__Problem to work on__
Each record is to be printed again precisely as it reads.

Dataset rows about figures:

════

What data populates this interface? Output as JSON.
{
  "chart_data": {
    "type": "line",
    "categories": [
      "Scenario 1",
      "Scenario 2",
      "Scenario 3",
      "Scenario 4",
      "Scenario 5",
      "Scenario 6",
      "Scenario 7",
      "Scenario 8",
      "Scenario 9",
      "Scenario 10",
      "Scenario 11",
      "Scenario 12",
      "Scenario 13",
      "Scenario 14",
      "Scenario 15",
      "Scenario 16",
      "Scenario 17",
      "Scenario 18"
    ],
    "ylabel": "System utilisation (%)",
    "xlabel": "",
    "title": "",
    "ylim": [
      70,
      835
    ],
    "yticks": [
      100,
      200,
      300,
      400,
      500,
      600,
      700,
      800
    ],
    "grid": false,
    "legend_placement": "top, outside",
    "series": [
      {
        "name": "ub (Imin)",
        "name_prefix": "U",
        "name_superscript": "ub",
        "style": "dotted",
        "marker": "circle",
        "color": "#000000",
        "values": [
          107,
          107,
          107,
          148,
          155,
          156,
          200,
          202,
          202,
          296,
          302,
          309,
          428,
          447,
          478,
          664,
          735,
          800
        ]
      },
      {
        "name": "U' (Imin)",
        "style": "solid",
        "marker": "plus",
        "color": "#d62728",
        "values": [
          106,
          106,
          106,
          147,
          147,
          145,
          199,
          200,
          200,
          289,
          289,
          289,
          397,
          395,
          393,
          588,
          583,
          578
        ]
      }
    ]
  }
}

════

__Response__
What data populates this interface? Output as JSON.
{
  "chart_data": {
    "type": "line",
    "categories": [
      "Scenario 1",
      "Scenario 2",
      "Scenario 3",
      "Scenario 4",
      "Scenario 5",
      "Scenario 6",
      "Scenario 7",
      "Scenario 8",
      "Scenario 9",
      "Scenario 10",
      "Scenario 11",
      "Scenario 12",
      "Scenario 13",
      "Scenario 14",
      "Scenario 15",
      "Scenario 16",
      "Scenario 17",
      "Scenario 18"
    ],
    "ylabel": "System utilisation (%)",
    "xlabel": "",
    "title": "",
    "ylim": [
      70,
      835
    ],
    "yticks": [
      100,
      200,
      300,
      400,
      500,
      600,
      700,
      800
    ],
    "grid": false,
    "legend_placement": "top, outside",
    "series": [
      {
        "name": "ub (Imin)",
        "name_prefix": "U",
        "name_superscript": "ub",
        "style": "dotted",
        "marker": "circle",
        "color": "#000000",
        "values": [
          107,
          107,
          107,
          148,
          155,
          156,
          200,
          202,
          202,
          296,
          302,
          309,
          428,
          447,
          478,
          664,
          735,
          800
        ]
      },
      {
        "name": "U' (Imin)",
        "style": "solid",
        "marker": "plus",
        "color": "#d62728",
        "values": [
          106,
          106,
          106,
          147,
          147,
          145,
          199,
          200,
          200,
          289,
          289,
          289,
          397,
          395,
          393,
          588,
          583,
          578
        ]
      }
    ]
  }
}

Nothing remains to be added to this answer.